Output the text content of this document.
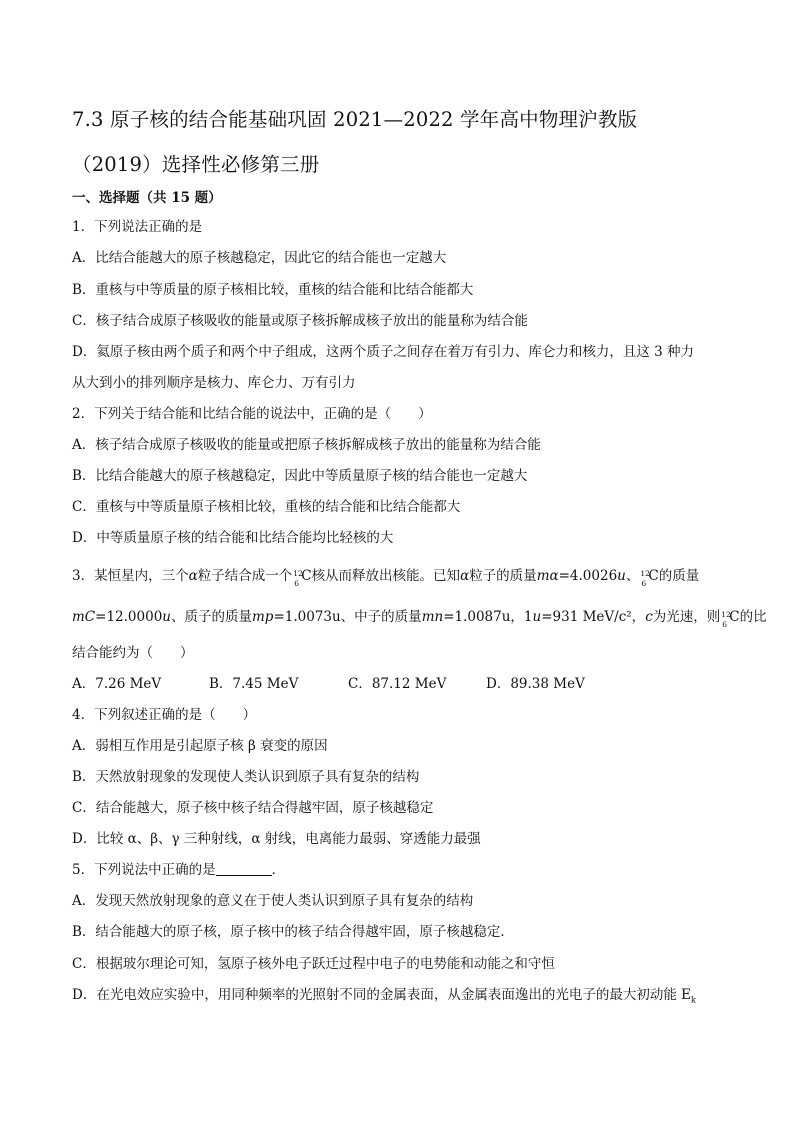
7.3 原子核的结合能基础巩固 2021—2022 学年高中物理沪教版
（2019）选择性必修第三册
一、选择题（共 15 题）
1．下列说法正确的是
A．比结合能越大的原子核越稳定，因此它的结合能也一定越大
B．重核与中等质量的原子核相比较，重核的结合能和比结合能都大
C．核子结合成原子核吸收的能量或原子核拆解成核子放出的能量称为结合能
D．氦原子核由两个质子和两个中子组成，这两个质子之间存在着万有引力、库仑力和核力，且这 3 种力
从大到小的排列顺序是核力、库仑力、万有引力
2．下列关于结合能和比结合能的说法中，正确的是（　　）
A．核子结合成原子核吸收的能量或把原子核拆解成核子放出的能量称为结合能
B．比结合能越大的原子核越稳定，因此中等质量原子核的结合能也一定越大
C．重核与中等质量原子核相比较，重核的结合能和比结合能都大
D．中等质量原子核的结合能和比结合能均比轻核的大
3．某恒星内，三个α粒子结合成一个 12
6 C核从而释放出核能。已知α粒子的质量mα=4.0026u、 12
6 C的质量
mC=12.0000u、质子的质量mp=1.0073u、中子的质量mn=1.0087u，1u=931 MeV/c²，c为光速，则 12
6 C的比
结合能约为（　　）
A．7.26 MeV	B．7.45 MeV	C．87.12 MeV	D．89.38 MeV
4．下列叙述正确的是（　　）
A．弱相互作用是引起原子核 β 衰变的原因
B．天然放射现象的发现使人类认识到原子具有复杂的结构
C．结合能越大，原子核中核子结合得越牢固，原子核越稳定
D．比较 α、β、γ 三种射线，α 射线，电离能力最弱、穿透能力最强
5．下列说法中正确的是	．
A．发现天然放射现象的意义在于使人类认识到原子具有复杂的结构
B．结合能越大的原子核，原子核中的核子结合得越牢固，原子核越稳定．
C．根据玻尔理论可知，氢原子核外电子跃迁过程中电子的电势能和动能之和守恒
D．在光电效应实验中，用同种频率的光照射不同的金属表面，从金属表面逸出的光电子的最大初动能 $E_k$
----------------
# Goal:
Copy every line of the material in which the word "重核的结合能和比结合能都大" occurs.

# Answer to the problem:
B．重核与中等质量的原子核相比较，重核的结合能和比结合能都大
C．重核与中等质量原子核相比较，重核的结合能和比结合能都大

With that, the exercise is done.